*What to work on*
Exactly reproduce all the records, keeping pictures out of the copy.

* Begin Data supplied *

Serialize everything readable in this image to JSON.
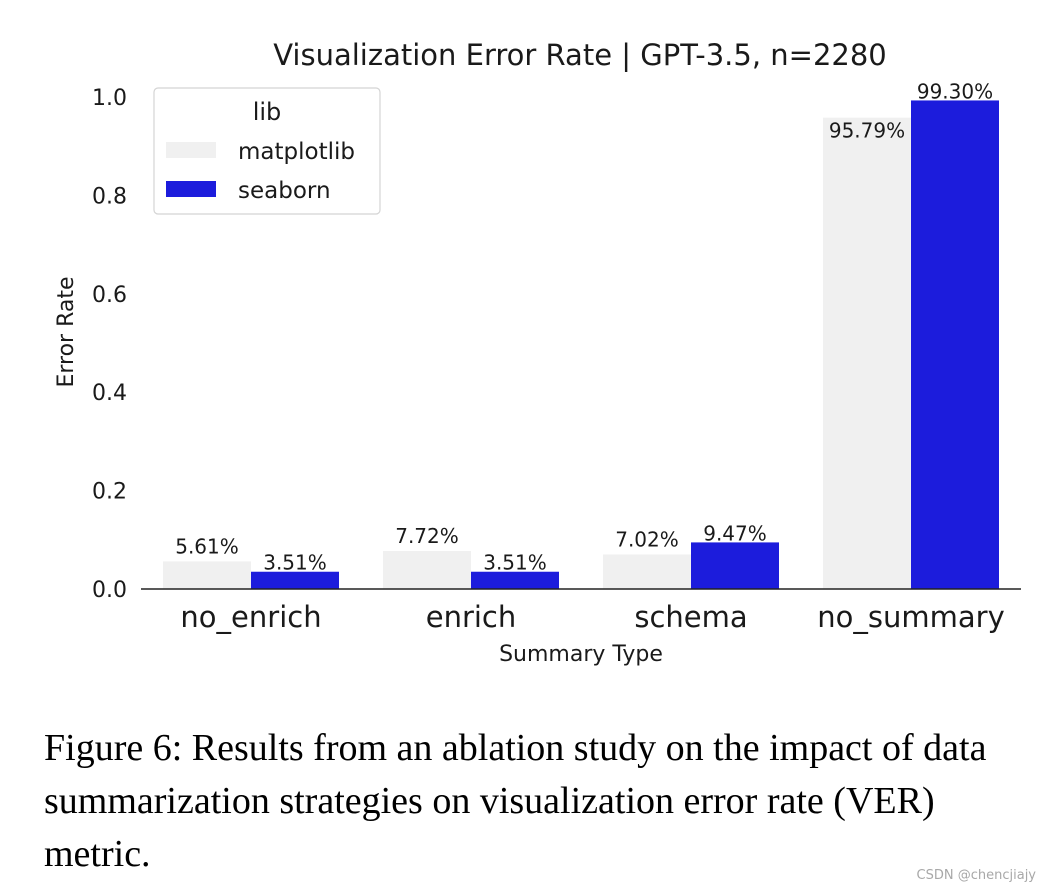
{
  "chart_data": {
    "type": "bar",
    "title": "Visualization Error Rate | GPT-3.5,  n=2280",
    "xlabel": "Summary Type",
    "ylabel": "Error Rate",
    "categories": [
      "no_enrich",
      "enrich",
      "schema",
      "no_summary"
    ],
    "series": [
      {
        "name": "matplotlib",
        "color": "#f0f0f0",
        "values": [
          0.0561,
          0.0772,
          0.0702,
          0.9579
        ],
        "labels": [
          "5.61%",
          "7.72%",
          "7.02%",
          "95.79%"
        ]
      },
      {
        "name": "seaborn",
        "color": "#1c1cdc",
        "values": [
          0.0351,
          0.0351,
          0.0947,
          0.993
        ],
        "labels": [
          "3.51%",
          "3.51%",
          "9.47%",
          "99.30%"
        ]
      }
    ],
    "ylim": [
      0,
      1.0
    ],
    "yticks": [
      "0.0",
      "0.2",
      "0.4",
      "0.6",
      "0.8",
      "1.0"
    ],
    "grid": false,
    "legend": {
      "title": "lib",
      "placement": "top-left"
    }
  },
  "caption": {
    "prefix": "Figure 6: Results from an ablation study on the impact of data summarization strategies on visualization error rate (",
    "abbrev": "VER",
    "suffix": ") metric."
  },
  "watermark": "CSDN @chencjiajy"
}
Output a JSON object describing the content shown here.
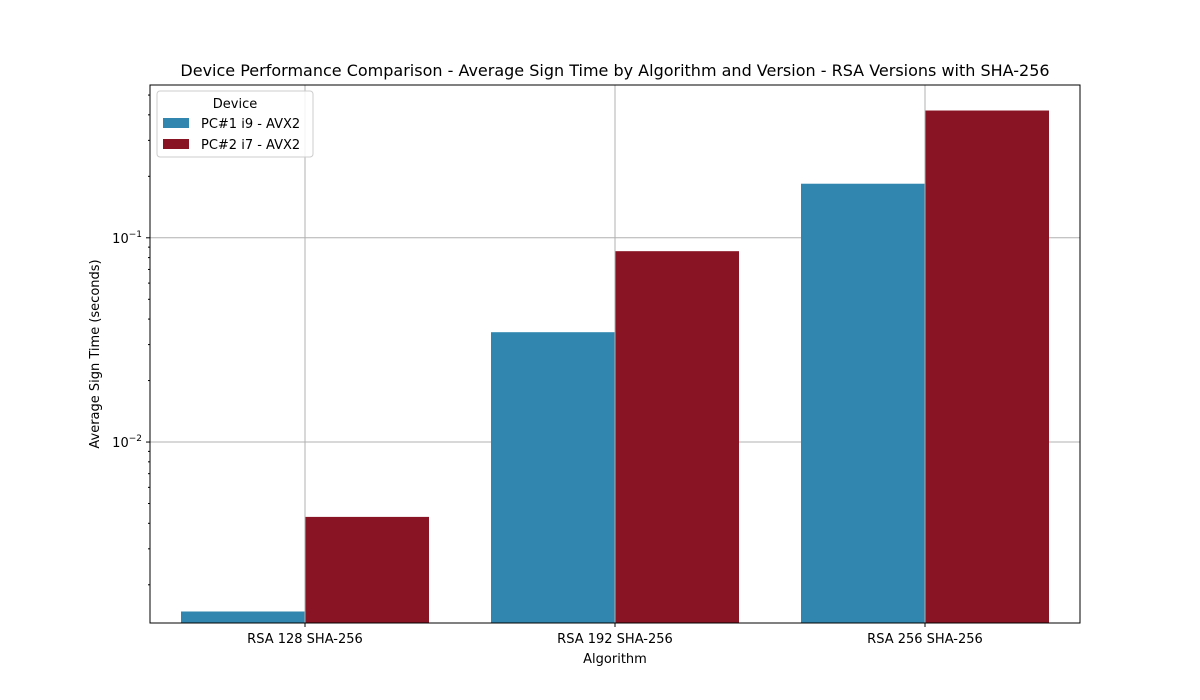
{
  "chart_data": {
    "type": "bar",
    "title": "Device Performance Comparison - Average Sign Time by Algorithm and Version - RSA Versions with SHA-256",
    "xlabel": "Algorithm",
    "ylabel": "Average Sign Time (seconds)",
    "yscale": "log",
    "ylim": [
      0.0013,
      0.56
    ],
    "yticks": [
      {
        "value": 0.01,
        "base": "10",
        "exp": "−2"
      },
      {
        "value": 0.1,
        "base": "10",
        "exp": "−1"
      }
    ],
    "categories": [
      "RSA 128 SHA-256",
      "RSA 192 SHA-256",
      "RSA 256 SHA-256"
    ],
    "series": [
      {
        "name": "PC#1 i9 - AVX2",
        "color": "#3086ae",
        "values": [
          0.00148,
          0.0345,
          0.184
        ]
      },
      {
        "name": "PC#2 i7 - AVX2",
        "color": "#891423",
        "values": [
          0.0043,
          0.086,
          0.42
        ]
      }
    ],
    "legend": {
      "title": "Device",
      "position": "top-left"
    },
    "grid": true
  }
}
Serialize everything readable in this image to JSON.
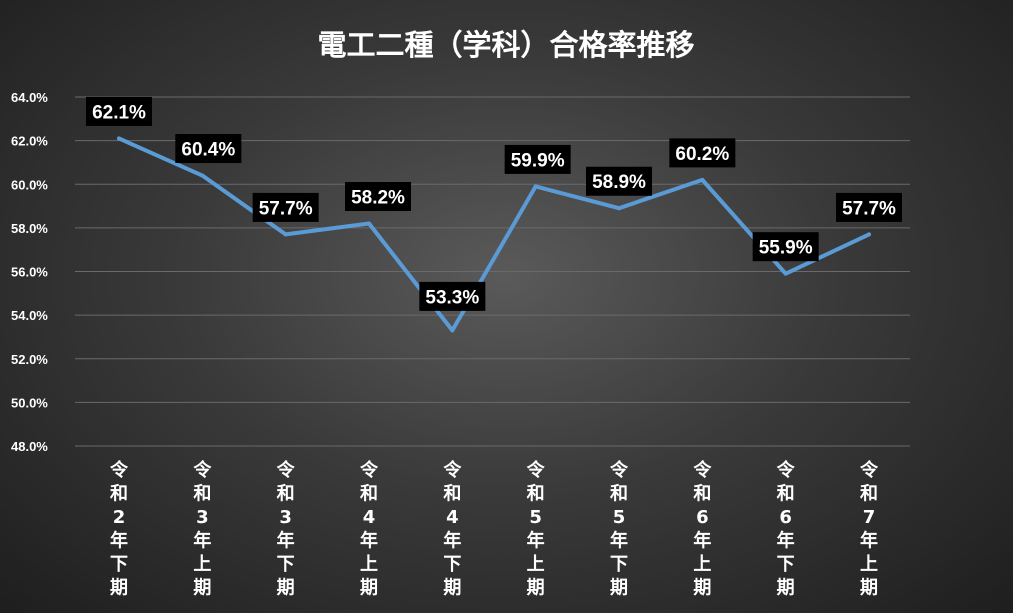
{
  "chart_data": {
    "type": "line",
    "title": "電工二種（学科）合格率推移",
    "categories": [
      "令和2年下期",
      "令和3年上期",
      "令和3年下期",
      "令和4年上期",
      "令和4年下期",
      "令和5年上期",
      "令和5年下期",
      "令和6年上期",
      "令和6年下期",
      "令和7年上期"
    ],
    "series": [
      {
        "values": [
          62.1,
          60.4,
          57.7,
          58.2,
          53.3,
          59.9,
          58.9,
          60.2,
          55.9,
          57.7
        ]
      }
    ],
    "data_labels": [
      "62.1%",
      "60.4%",
      "57.7%",
      "58.2%",
      "53.3%",
      "59.9%",
      "58.9%",
      "60.2%",
      "55.9%",
      "57.7%"
    ],
    "y_ticks": [
      48.0,
      50.0,
      52.0,
      54.0,
      56.0,
      58.0,
      60.0,
      62.0,
      64.0
    ],
    "y_tick_labels": [
      "48.0%",
      "50.0%",
      "52.0%",
      "54.0%",
      "56.0%",
      "58.0%",
      "60.0%",
      "62.0%",
      "64.0%"
    ],
    "ylim": [
      48,
      64
    ],
    "xlabel": "",
    "ylabel": "",
    "grid": true,
    "legend": "none",
    "colors": {
      "line": "#5b9bd5",
      "label_bg": "#000000",
      "text": "#ffffff",
      "grid": "#6a6a6a"
    }
  }
}
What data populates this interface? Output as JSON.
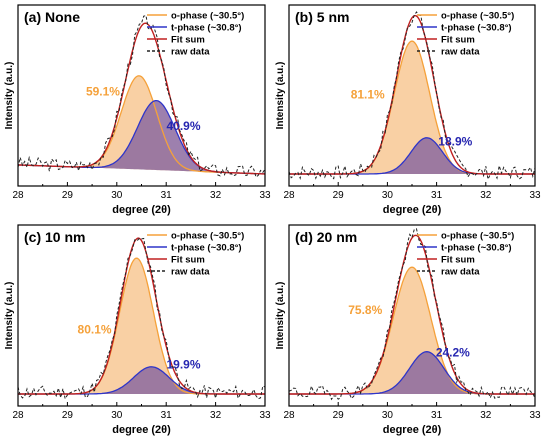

* End Data supplied *

*Solution to this problem*
Serialize everything readable in this image to JSON.
{
  "chart_data": {
    "type": "bar",
    "title": "Visualization Error Rate | GPT-3.5,  n=2280",
    "xlabel": "Summary Type",
    "ylabel": "Error Rate",
    "categories": [
      "no_enrich",
      "enrich",
      "schema",
      "no_summary"
    ],
    "series": [
      {
        "name": "matplotlib",
        "color": "#f0f0f0",
        "values": [
          0.0561,
          0.0772,
          0.0702,
          0.9579
        ],
        "labels": [
          "5.61%",
          "7.72%",
          "7.02%",
          "95.79%"
        ]
      },
      {
        "name": "seaborn",
        "color": "#1c1cdc",
        "values": [
          0.0351,
          0.0351,
          0.0947,
          0.993
        ],
        "labels": [
          "3.51%",
          "3.51%",
          "9.47%",
          "99.30%"
        ]
      }
    ],
    "ylim": [
      0,
      1.0
    ],
    "yticks": [
      "0.0",
      "0.2",
      "0.4",
      "0.6",
      "0.8",
      "1.0"
    ],
    "grid": false,
    "legend": {
      "title": "lib",
      "placement": "top-left"
    }
  },
  "caption": {
    "prefix": "Figure 6: Results from an ablation study on the impact of data summarization strategies on visualization error rate (",
    "abbrev": "VER",
    "suffix": ") metric."
  },
  "watermark": "CSDN @chencjiajy"
}
Output a JSON object describing the content shown here.
{
  "chart_data": {
    "type": "bar",
    "title": "Device Performance Comparison - Average Sign Time by Algorithm and Version - RSA Versions with SHA-256",
    "xlabel": "Algorithm",
    "ylabel": "Average Sign Time (seconds)",
    "yscale": "log",
    "ylim": [
      0.0013,
      0.56
    ],
    "yticks": [
      {
        "value": 0.01,
        "base": "10",
        "exp": "−2"
      },
      {
        "value": 0.1,
        "base": "10",
        "exp": "−1"
      }
    ],
    "categories": [
      "RSA 128 SHA-256",
      "RSA 192 SHA-256",
      "RSA 256 SHA-256"
    ],
    "series": [
      {
        "name": "PC#1 i9 - AVX2",
        "color": "#3086ae",
        "values": [
          0.00148,
          0.0345,
          0.184
        ]
      },
      {
        "name": "PC#2 i7 - AVX2",
        "color": "#891423",
        "values": [
          0.0043,
          0.086,
          0.42
        ]
      }
    ],
    "legend": {
      "title": "Device",
      "position": "top-left"
    },
    "grid": true
  }
}
Serialize everything readable in this image to JSON.
{
  "chart_data": {
    "type": "line",
    "title": "電工二種（学科）合格率推移",
    "categories": [
      "令和2年下期",
      "令和3年上期",
      "令和3年下期",
      "令和4年上期",
      "令和4年下期",
      "令和5年上期",
      "令和5年下期",
      "令和6年上期",
      "令和6年下期",
      "令和7年上期"
    ],
    "series": [
      {
        "values": [
          62.1,
          60.4,
          57.7,
          58.2,
          53.3,
          59.9,
          58.9,
          60.2,
          55.9,
          57.7
        ]
      }
    ],
    "data_labels": [
      "62.1%",
      "60.4%",
      "57.7%",
      "58.2%",
      "53.3%",
      "59.9%",
      "58.9%",
      "60.2%",
      "55.9%",
      "57.7%"
    ],
    "y_ticks": [
      48.0,
      50.0,
      52.0,
      54.0,
      56.0,
      58.0,
      60.0,
      62.0,
      64.0
    ],
    "y_tick_labels": [
      "48.0%",
      "50.0%",
      "52.0%",
      "54.0%",
      "56.0%",
      "58.0%",
      "60.0%",
      "62.0%",
      "64.0%"
    ],
    "ylim": [
      48,
      64
    ],
    "xlabel": "",
    "ylabel": "",
    "grid": true,
    "legend": "none",
    "colors": {
      "line": "#5b9bd5",
      "label_bg": "#000000",
      "text": "#ffffff",
      "grid": "#6a6a6a"
    }
  }
}
What data populates this interface? Output as JSON.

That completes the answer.